DATA RECORDS.
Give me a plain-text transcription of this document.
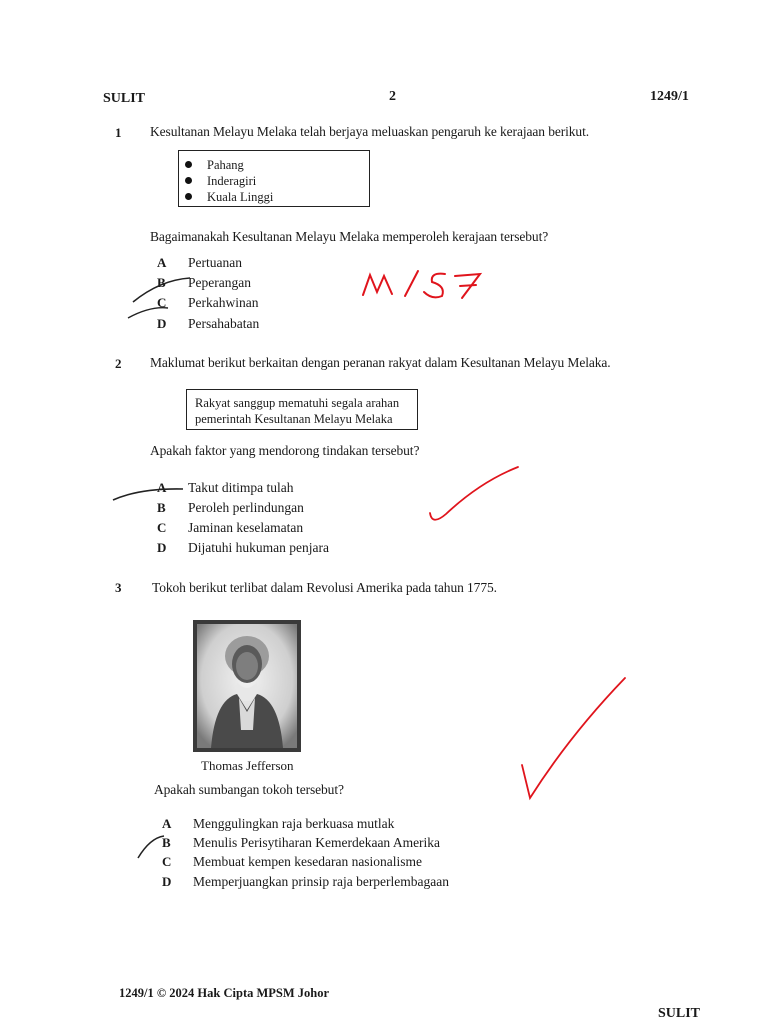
SULIT	2	1249/1
1 Kesultanan Melayu Melaka telah berjaya meluaskan pengaruh ke kerajaan berikut.
Pahang
Inderagiri
Kuala Linggi
Bagaimanakah Kesultanan Melayu Melaka memperoleh kerajaan tersebut?
A Pertuanan
B Peperangan
C Perkahwinan
D Persahabatan
2 Maklumat berikut berkaitan dengan peranan rakyat dalam Kesultanan Melayu Melaka.
Rakyat sanggup mematuhi segala arahan pemerintah Kesultanan Melayu Melaka
Apakah faktor yang mendorong tindakan tersebut?
A Takut ditimpa tulah
B Peroleh perlindungan
C Jaminan keselamatan
D Dijatuhi hukuman penjara
3 Tokoh berikut terlibat dalam Revolusi Amerika pada tahun 1775.
Thomas Jefferson
Apakah sumbangan tokoh tersebut?
A Menggulingkan raja berkuasa mutlak
B Menulis Perisytiharan Kemerdekaan Amerika
C Membuat kempen kesedaran nasionalisme
D Memperjuangkan prinsip raja berperlembagaan
1249/1 © 2024 Hak Cipta MPSM Johor
SULIT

AIM. Every entry above should be duplicated exactly. Do not include the images.

WORKED ANSWER.
Give me a plain-text transcription of this document.
SULIT	2	1249/1
1 Kesultanan Melayu Melaka telah berjaya meluaskan pengaruh ke kerajaan berikut.
Pahang
Inderagiri
Kuala Linggi
Bagaimanakah Kesultanan Melayu Melaka memperoleh kerajaan tersebut?
A Pertuanan
B Peperangan
C Perkahwinan
D Persahabatan
2 Maklumat berikut berkaitan dengan peranan rakyat dalam Kesultanan Melayu Melaka.
Rakyat sanggup mematuhi segala arahan pemerintah Kesultanan Melayu Melaka
Apakah faktor yang mendorong tindakan tersebut?
A Takut ditimpa tulah
B Peroleh perlindungan
C Jaminan keselamatan
D Dijatuhi hukuman penjara
3 Tokoh berikut terlibat dalam Revolusi Amerika pada tahun 1775.
Thomas Jefferson
Apakah sumbangan tokoh tersebut?
A Menggulingkan raja berkuasa mutlak
B Menulis Perisytiharan Kemerdekaan Amerika
C Membuat kempen kesedaran nasionalisme
D Memperjuangkan prinsip raja berperlembagaan
1249/1 © 2024 Hak Cipta MPSM Johor
SULIT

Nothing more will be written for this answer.